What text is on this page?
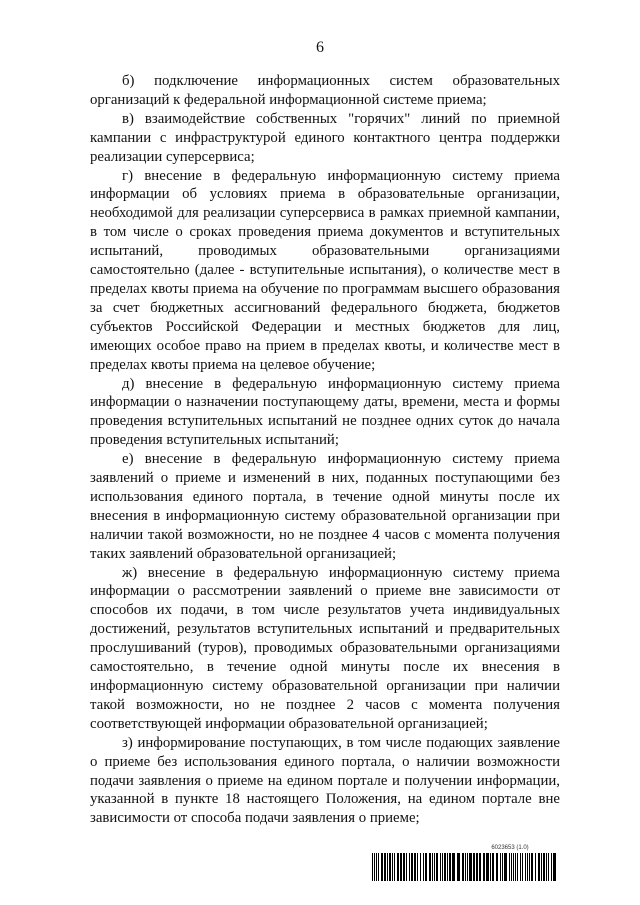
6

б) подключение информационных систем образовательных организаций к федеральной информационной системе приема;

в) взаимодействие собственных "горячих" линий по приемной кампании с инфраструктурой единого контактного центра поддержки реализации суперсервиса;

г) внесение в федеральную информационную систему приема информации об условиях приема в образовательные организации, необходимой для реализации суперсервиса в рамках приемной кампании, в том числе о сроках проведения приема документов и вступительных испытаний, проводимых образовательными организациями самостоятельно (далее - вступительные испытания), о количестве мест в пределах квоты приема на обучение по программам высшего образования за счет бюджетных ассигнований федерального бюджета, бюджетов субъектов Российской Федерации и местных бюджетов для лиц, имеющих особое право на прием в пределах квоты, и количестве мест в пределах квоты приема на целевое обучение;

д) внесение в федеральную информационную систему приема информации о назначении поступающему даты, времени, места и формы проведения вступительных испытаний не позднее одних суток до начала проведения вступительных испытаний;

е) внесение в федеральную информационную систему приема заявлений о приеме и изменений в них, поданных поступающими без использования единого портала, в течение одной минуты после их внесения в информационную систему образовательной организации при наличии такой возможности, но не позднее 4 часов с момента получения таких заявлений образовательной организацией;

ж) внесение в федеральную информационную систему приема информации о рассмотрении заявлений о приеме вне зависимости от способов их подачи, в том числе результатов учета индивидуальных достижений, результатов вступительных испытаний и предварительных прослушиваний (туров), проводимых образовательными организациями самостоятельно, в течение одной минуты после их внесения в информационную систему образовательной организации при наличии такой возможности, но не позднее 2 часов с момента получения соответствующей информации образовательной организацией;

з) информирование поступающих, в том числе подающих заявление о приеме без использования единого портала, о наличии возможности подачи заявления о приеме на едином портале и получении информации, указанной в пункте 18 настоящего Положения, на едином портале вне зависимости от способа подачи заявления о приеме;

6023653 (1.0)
____________
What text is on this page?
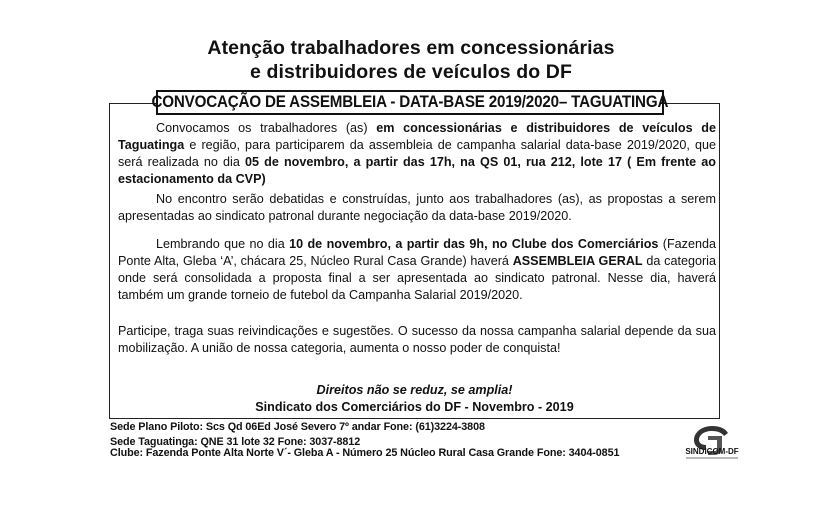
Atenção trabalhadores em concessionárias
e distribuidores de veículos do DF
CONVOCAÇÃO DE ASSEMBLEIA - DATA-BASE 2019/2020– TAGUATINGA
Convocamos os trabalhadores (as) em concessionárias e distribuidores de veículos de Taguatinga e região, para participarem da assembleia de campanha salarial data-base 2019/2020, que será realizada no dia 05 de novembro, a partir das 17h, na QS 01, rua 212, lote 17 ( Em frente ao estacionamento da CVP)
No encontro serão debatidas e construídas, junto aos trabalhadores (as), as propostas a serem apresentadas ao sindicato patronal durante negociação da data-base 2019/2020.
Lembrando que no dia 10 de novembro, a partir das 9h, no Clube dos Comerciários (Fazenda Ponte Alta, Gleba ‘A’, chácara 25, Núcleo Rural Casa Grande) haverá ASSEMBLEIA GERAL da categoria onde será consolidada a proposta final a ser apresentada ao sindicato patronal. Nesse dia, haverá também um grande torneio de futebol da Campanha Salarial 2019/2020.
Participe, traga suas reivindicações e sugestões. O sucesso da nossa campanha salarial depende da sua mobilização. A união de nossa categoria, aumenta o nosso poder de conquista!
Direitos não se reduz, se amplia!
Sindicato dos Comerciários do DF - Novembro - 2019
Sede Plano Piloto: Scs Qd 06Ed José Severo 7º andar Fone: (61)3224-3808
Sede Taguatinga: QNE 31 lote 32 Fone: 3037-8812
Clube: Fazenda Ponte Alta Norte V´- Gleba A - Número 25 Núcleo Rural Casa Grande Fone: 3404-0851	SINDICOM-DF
____________
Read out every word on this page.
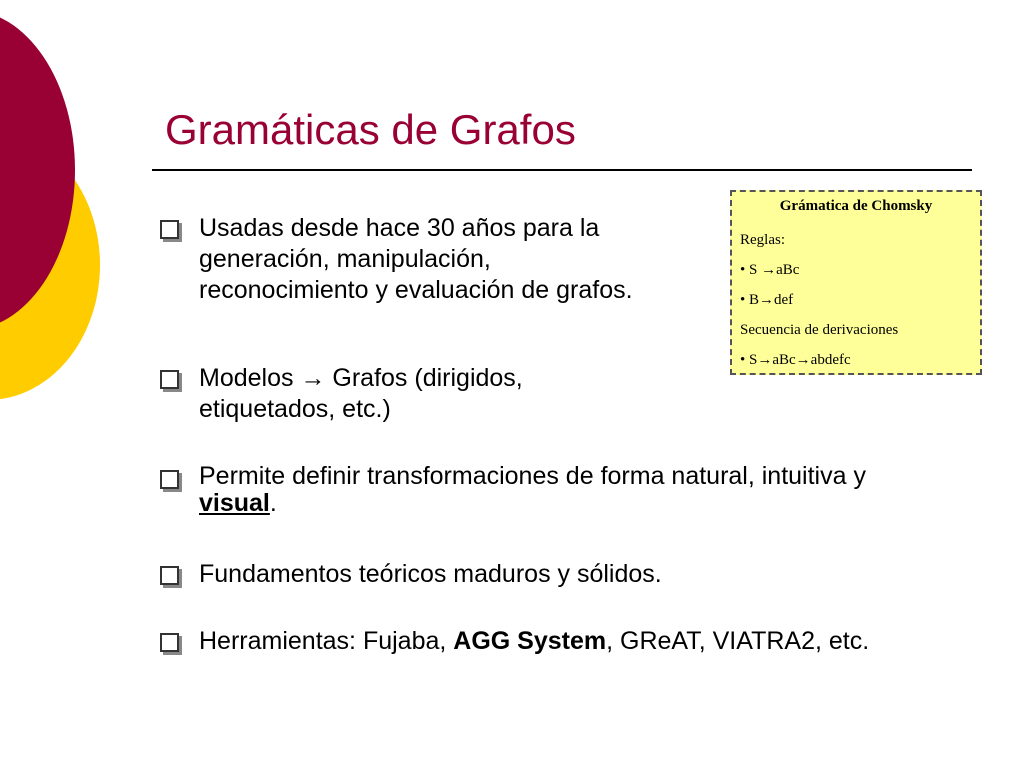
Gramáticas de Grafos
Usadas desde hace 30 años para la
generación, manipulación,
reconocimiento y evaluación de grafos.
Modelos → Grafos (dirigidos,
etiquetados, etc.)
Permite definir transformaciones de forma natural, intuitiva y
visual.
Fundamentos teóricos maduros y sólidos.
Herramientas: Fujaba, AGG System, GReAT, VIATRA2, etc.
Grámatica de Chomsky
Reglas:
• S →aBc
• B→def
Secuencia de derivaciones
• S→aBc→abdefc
____________
• [EXERCISE OBJECTIVE]: Which lines include the word "lote"? List them all.

• [CORRECT RESULT]:
Convocamos os trabalhadores (as) em concessionárias e distribuidores de veículos de Taguatinga e região, para participarem da assembleia de campanha salarial data-base 2019/2020, que será realizada no dia 05 de novembro, a partir das 17h, na QS 01, rua 212, lote 17 ( Em frente ao estacionamento da CVP)
Sede Taguatinga: QNE 31 lote 32 Fone: 3037-8812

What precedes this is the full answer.